> **TASK INPUTS**:
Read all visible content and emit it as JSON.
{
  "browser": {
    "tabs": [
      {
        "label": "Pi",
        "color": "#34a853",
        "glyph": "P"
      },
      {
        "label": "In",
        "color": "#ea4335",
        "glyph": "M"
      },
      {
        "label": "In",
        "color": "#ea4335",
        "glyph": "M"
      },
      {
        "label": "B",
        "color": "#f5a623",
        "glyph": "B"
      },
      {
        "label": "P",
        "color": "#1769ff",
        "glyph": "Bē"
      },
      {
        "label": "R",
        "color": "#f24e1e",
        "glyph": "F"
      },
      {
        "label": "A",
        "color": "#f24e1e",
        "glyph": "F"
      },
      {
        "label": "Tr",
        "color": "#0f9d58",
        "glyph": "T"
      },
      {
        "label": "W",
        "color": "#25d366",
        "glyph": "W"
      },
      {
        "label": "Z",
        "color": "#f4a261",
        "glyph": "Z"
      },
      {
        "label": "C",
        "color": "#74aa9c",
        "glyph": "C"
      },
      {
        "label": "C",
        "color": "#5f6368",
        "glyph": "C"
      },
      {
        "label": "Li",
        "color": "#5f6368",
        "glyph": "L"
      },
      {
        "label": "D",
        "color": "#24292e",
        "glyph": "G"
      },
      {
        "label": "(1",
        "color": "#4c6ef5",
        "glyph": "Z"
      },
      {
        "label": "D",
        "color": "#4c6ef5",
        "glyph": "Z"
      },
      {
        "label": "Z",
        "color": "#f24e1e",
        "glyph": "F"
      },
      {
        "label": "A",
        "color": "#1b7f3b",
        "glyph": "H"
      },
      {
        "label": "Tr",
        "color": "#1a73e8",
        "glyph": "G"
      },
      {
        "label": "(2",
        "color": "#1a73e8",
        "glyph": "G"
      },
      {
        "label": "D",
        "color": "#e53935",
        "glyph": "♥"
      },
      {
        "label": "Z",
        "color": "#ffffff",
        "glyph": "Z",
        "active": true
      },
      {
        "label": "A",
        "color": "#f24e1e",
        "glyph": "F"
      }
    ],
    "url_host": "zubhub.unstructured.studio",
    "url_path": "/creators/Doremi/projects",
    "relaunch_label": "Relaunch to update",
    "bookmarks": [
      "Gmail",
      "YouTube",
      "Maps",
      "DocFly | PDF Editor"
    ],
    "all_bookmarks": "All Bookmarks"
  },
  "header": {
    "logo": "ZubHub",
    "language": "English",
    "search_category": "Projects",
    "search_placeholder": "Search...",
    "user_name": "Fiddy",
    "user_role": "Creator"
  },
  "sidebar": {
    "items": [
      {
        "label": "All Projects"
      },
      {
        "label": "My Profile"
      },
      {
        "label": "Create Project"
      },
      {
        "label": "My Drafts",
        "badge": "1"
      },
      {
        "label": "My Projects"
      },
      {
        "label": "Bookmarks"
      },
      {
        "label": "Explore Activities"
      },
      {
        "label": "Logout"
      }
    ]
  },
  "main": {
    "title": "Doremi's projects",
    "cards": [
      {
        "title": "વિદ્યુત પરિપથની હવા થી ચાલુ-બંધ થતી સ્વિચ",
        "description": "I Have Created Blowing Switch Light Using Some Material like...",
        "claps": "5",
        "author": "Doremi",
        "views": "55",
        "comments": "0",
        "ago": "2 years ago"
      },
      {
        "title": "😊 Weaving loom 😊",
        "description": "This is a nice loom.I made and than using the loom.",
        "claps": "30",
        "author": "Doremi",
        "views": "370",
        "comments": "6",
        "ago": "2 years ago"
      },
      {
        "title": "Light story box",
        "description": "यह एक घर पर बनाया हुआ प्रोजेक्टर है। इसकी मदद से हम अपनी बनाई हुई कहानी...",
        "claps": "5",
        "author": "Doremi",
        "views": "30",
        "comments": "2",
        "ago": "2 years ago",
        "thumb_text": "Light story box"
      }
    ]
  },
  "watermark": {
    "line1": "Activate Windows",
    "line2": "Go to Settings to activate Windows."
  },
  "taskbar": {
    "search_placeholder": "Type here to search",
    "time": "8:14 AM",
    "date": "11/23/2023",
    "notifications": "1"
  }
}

> **DO THIS**:
Go through the entries above and pull out each line with "Windows" in it.

> **SOLUTION TO THE PROBLEM**:
    "line1": "Activate Windows",
    "line2": "Go to Settings to activate Windows."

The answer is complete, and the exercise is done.